> Given instruction: Take the entries below and print all of them exactly, please.

(Dataset items)
----------------

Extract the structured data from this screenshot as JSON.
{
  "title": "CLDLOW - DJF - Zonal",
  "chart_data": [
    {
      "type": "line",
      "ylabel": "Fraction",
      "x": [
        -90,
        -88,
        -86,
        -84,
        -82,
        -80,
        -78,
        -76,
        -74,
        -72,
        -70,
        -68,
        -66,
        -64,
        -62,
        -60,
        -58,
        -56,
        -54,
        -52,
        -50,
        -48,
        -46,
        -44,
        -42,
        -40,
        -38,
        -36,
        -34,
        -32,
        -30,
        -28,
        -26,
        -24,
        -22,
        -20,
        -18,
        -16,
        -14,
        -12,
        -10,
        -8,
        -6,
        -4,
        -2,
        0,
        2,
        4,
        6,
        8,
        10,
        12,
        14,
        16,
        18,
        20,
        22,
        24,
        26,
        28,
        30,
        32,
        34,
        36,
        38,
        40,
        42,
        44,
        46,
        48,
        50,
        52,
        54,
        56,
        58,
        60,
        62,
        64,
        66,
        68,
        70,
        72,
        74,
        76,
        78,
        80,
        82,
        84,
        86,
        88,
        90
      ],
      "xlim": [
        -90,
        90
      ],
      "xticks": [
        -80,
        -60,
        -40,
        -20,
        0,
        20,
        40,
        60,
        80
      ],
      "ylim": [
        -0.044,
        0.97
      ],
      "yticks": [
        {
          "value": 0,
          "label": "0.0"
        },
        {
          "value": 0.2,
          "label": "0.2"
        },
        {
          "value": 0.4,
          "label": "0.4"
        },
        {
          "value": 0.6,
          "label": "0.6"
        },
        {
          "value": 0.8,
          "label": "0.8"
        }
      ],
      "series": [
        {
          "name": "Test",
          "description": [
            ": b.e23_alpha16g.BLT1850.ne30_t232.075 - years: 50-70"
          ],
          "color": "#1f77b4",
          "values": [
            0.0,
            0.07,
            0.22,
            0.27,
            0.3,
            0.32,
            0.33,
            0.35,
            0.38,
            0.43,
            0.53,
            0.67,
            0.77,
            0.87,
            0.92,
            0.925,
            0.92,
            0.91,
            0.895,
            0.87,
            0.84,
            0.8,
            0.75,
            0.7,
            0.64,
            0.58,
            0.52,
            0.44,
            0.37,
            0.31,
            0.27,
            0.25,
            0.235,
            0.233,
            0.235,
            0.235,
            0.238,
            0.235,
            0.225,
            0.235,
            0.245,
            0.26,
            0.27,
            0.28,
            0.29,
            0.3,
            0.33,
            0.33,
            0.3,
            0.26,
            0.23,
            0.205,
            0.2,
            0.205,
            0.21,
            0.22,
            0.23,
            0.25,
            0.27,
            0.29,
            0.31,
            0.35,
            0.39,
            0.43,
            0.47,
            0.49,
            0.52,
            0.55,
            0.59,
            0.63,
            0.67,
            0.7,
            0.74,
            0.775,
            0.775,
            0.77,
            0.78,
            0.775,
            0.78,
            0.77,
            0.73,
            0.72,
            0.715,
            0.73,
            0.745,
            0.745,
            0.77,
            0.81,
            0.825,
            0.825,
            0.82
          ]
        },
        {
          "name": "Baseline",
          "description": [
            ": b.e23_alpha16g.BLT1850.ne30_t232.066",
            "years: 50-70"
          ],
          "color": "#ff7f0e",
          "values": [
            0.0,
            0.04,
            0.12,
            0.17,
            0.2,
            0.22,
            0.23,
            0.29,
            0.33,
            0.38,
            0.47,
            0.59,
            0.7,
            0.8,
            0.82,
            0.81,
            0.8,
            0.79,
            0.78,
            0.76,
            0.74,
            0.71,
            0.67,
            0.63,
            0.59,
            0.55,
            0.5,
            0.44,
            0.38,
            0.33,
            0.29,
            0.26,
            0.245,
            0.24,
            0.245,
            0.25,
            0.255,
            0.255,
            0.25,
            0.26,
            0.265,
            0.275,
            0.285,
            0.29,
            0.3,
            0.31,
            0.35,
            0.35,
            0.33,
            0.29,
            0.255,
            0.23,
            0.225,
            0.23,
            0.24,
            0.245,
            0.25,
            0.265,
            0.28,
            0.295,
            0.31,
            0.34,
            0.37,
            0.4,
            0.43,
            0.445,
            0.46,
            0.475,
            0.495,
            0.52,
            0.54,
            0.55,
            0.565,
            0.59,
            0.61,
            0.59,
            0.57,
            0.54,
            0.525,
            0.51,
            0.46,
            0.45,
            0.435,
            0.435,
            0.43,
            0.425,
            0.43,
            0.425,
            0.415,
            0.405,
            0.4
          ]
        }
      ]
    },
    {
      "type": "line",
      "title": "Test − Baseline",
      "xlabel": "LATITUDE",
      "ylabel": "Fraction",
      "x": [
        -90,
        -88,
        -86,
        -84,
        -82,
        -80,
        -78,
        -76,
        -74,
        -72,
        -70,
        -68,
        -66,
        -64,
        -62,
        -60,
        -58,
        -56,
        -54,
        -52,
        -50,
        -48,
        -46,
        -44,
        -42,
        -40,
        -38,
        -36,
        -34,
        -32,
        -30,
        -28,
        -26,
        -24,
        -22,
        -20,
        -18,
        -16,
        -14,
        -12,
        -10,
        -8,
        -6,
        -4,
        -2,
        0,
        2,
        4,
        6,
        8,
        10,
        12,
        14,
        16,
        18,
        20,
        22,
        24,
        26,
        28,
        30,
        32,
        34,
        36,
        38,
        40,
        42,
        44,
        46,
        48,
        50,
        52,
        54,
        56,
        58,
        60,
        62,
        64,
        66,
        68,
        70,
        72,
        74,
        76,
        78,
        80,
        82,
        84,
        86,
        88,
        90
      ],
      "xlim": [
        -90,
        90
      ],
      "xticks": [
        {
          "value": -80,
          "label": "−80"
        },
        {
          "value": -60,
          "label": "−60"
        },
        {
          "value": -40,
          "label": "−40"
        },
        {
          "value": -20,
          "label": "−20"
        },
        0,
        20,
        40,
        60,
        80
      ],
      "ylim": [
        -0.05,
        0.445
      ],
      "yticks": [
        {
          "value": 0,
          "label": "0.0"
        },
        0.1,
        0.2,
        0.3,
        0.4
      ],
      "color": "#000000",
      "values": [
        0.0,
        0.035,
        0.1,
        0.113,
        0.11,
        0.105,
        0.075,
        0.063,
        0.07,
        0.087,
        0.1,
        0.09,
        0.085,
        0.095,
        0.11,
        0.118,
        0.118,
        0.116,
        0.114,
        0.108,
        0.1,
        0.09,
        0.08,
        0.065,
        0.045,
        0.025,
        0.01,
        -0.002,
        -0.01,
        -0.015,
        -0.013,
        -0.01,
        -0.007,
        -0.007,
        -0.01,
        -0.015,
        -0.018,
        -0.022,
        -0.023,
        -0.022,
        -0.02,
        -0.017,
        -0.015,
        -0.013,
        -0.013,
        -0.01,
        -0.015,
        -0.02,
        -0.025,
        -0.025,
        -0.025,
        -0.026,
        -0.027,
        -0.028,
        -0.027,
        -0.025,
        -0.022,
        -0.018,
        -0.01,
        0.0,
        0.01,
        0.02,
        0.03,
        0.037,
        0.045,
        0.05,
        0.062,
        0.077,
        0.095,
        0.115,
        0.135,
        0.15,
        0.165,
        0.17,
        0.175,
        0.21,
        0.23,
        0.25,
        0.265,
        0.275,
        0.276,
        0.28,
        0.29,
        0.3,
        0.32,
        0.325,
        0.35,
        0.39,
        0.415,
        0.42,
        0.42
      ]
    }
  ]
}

----------------

> Answer to the exercise:
Extract the structured data from this screenshot as JSON.
{
  "title": "CLDLOW - DJF - Zonal",
  "chart_data": [
    {
      "type": "line",
      "ylabel": "Fraction",
      "x": [
        -90,
        -88,
        -86,
        -84,
        -82,
        -80,
        -78,
        -76,
        -74,
        -72,
        -70,
        -68,
        -66,
        -64,
        -62,
        -60,
        -58,
        -56,
        -54,
        -52,
        -50,
        -48,
        -46,
        -44,
        -42,
        -40,
        -38,
        -36,
        -34,
        -32,
        -30,
        -28,
        -26,
        -24,
        -22,
        -20,
        -18,
        -16,
        -14,
        -12,
        -10,
        -8,
        -6,
        -4,
        -2,
        0,
        2,
        4,
        6,
        8,
        10,
        12,
        14,
        16,
        18,
        20,
        22,
        24,
        26,
        28,
        30,
        32,
        34,
        36,
        38,
        40,
        42,
        44,
        46,
        48,
        50,
        52,
        54,
        56,
        58,
        60,
        62,
        64,
        66,
        68,
        70,
        72,
        74,
        76,
        78,
        80,
        82,
        84,
        86,
        88,
        90
      ],
      "xlim": [
        -90,
        90
      ],
      "xticks": [
        -80,
        -60,
        -40,
        -20,
        0,
        20,
        40,
        60,
        80
      ],
      "ylim": [
        -0.044,
        0.97
      ],
      "yticks": [
        {
          "value": 0,
          "label": "0.0"
        },
        {
          "value": 0.2,
          "label": "0.2"
        },
        {
          "value": 0.4,
          "label": "0.4"
        },
        {
          "value": 0.6,
          "label": "0.6"
        },
        {
          "value": 0.8,
          "label": "0.8"
        }
      ],
      "series": [
        {
          "name": "Test",
          "description": [
            ": b.e23_alpha16g.BLT1850.ne30_t232.075 - years: 50-70"
          ],
          "color": "#1f77b4",
          "values": [
            0.0,
            0.07,
            0.22,
            0.27,
            0.3,
            0.32,
            0.33,
            0.35,
            0.38,
            0.43,
            0.53,
            0.67,
            0.77,
            0.87,
            0.92,
            0.925,
            0.92,
            0.91,
            0.895,
            0.87,
            0.84,
            0.8,
            0.75,
            0.7,
            0.64,
            0.58,
            0.52,
            0.44,
            0.37,
            0.31,
            0.27,
            0.25,
            0.235,
            0.233,
            0.235,
            0.235,
            0.238,
            0.235,
            0.225,
            0.235,
            0.245,
            0.26,
            0.27,
            0.28,
            0.29,
            0.3,
            0.33,
            0.33,
            0.3,
            0.26,
            0.23,
            0.205,
            0.2,
            0.205,
            0.21,
            0.22,
            0.23,
            0.25,
            0.27,
            0.29,
            0.31,
            0.35,
            0.39,
            0.43,
            0.47,
            0.49,
            0.52,
            0.55,
            0.59,
            0.63,
            0.67,
            0.7,
            0.74,
            0.775,
            0.775,
            0.77,
            0.78,
            0.775,
            0.78,
            0.77,
            0.73,
            0.72,
            0.715,
            0.73,
            0.745,
            0.745,
            0.77,
            0.81,
            0.825,
            0.825,
            0.82
          ]
        },
        {
          "name": "Baseline",
          "description": [
            ": b.e23_alpha16g.BLT1850.ne30_t232.066",
            "years: 50-70"
          ],
          "color": "#ff7f0e",
          "values": [
            0.0,
            0.04,
            0.12,
            0.17,
            0.2,
            0.22,
            0.23,
            0.29,
            0.33,
            0.38,
            0.47,
            0.59,
            0.7,
            0.8,
            0.82,
            0.81,
            0.8,
            0.79,
            0.78,
            0.76,
            0.74,
            0.71,
            0.67,
            0.63,
            0.59,
            0.55,
            0.5,
            0.44,
            0.38,
            0.33,
            0.29,
            0.26,
            0.245,
            0.24,
            0.245,
            0.25,
            0.255,
            0.255,
            0.25,
            0.26,
            0.265,
            0.275,
            0.285,
            0.29,
            0.3,
            0.31,
            0.35,
            0.35,
            0.33,
            0.29,
            0.255,
            0.23,
            0.225,
            0.23,
            0.24,
            0.245,
            0.25,
            0.265,
            0.28,
            0.295,
            0.31,
            0.34,
            0.37,
            0.4,
            0.43,
            0.445,
            0.46,
            0.475,
            0.495,
            0.52,
            0.54,
            0.55,
            0.565,
            0.59,
            0.61,
            0.59,
            0.57,
            0.54,
            0.525,
            0.51,
            0.46,
            0.45,
            0.435,
            0.435,
            0.43,
            0.425,
            0.43,
            0.425,
            0.415,
            0.405,
            0.4
          ]
        }
      ]
    },
    {
      "type": "line",
      "title": "Test − Baseline",
      "xlabel": "LATITUDE",
      "ylabel": "Fraction",
      "x": [
        -90,
        -88,
        -86,
        -84,
        -82,
        -80,
        -78,
        -76,
        -74,
        -72,
        -70,
        -68,
        -66,
        -64,
        -62,
        -60,
        -58,
        -56,
        -54,
        -52,
        -50,
        -48,
        -46,
        -44,
        -42,
        -40,
        -38,
        -36,
        -34,
        -32,
        -30,
        -28,
        -26,
        -24,
        -22,
        -20,
        -18,
        -16,
        -14,
        -12,
        -10,
        -8,
        -6,
        -4,
        -2,
        0,
        2,
        4,
        6,
        8,
        10,
        12,
        14,
        16,
        18,
        20,
        22,
        24,
        26,
        28,
        30,
        32,
        34,
        36,
        38,
        40,
        42,
        44,
        46,
        48,
        50,
        52,
        54,
        56,
        58,
        60,
        62,
        64,
        66,
        68,
        70,
        72,
        74,
        76,
        78,
        80,
        82,
        84,
        86,
        88,
        90
      ],
      "xlim": [
        -90,
        90
      ],
      "xticks": [
        {
          "value": -80,
          "label": "−80"
        },
        {
          "value": -60,
          "label": "−60"
        },
        {
          "value": -40,
          "label": "−40"
        },
        {
          "value": -20,
          "label": "−20"
        },
        0,
        20,
        40,
        60,
        80
      ],
      "ylim": [
        -0.05,
        0.445
      ],
      "yticks": [
        {
          "value": 0,
          "label": "0.0"
        },
        0.1,
        0.2,
        0.3,
        0.4
      ],
      "color": "#000000",
      "values": [
        0.0,
        0.035,
        0.1,
        0.113,
        0.11,
        0.105,
        0.075,
        0.063,
        0.07,
        0.087,
        0.1,
        0.09,
        0.085,
        0.095,
        0.11,
        0.118,
        0.118,
        0.116,
        0.114,
        0.108,
        0.1,
        0.09,
        0.08,
        0.065,
        0.045,
        0.025,
        0.01,
        -0.002,
        -0.01,
        -0.015,
        -0.013,
        -0.01,
        -0.007,
        -0.007,
        -0.01,
        -0.015,
        -0.018,
        -0.022,
        -0.023,
        -0.022,
        -0.02,
        -0.017,
        -0.015,
        -0.013,
        -0.013,
        -0.01,
        -0.015,
        -0.02,
        -0.025,
        -0.025,
        -0.025,
        -0.026,
        -0.027,
        -0.028,
        -0.027,
        -0.025,
        -0.022,
        -0.018,
        -0.01,
        0.0,
        0.01,
        0.02,
        0.03,
        0.037,
        0.045,
        0.05,
        0.062,
        0.077,
        0.095,
        0.115,
        0.135,
        0.15,
        0.165,
        0.17,
        0.175,
        0.21,
        0.23,
        0.25,
        0.265,
        0.275,
        0.276,
        0.28,
        0.29,
        0.3,
        0.32,
        0.325,
        0.35,
        0.39,
        0.415,
        0.42,
        0.42
      ]
    }
  ]
}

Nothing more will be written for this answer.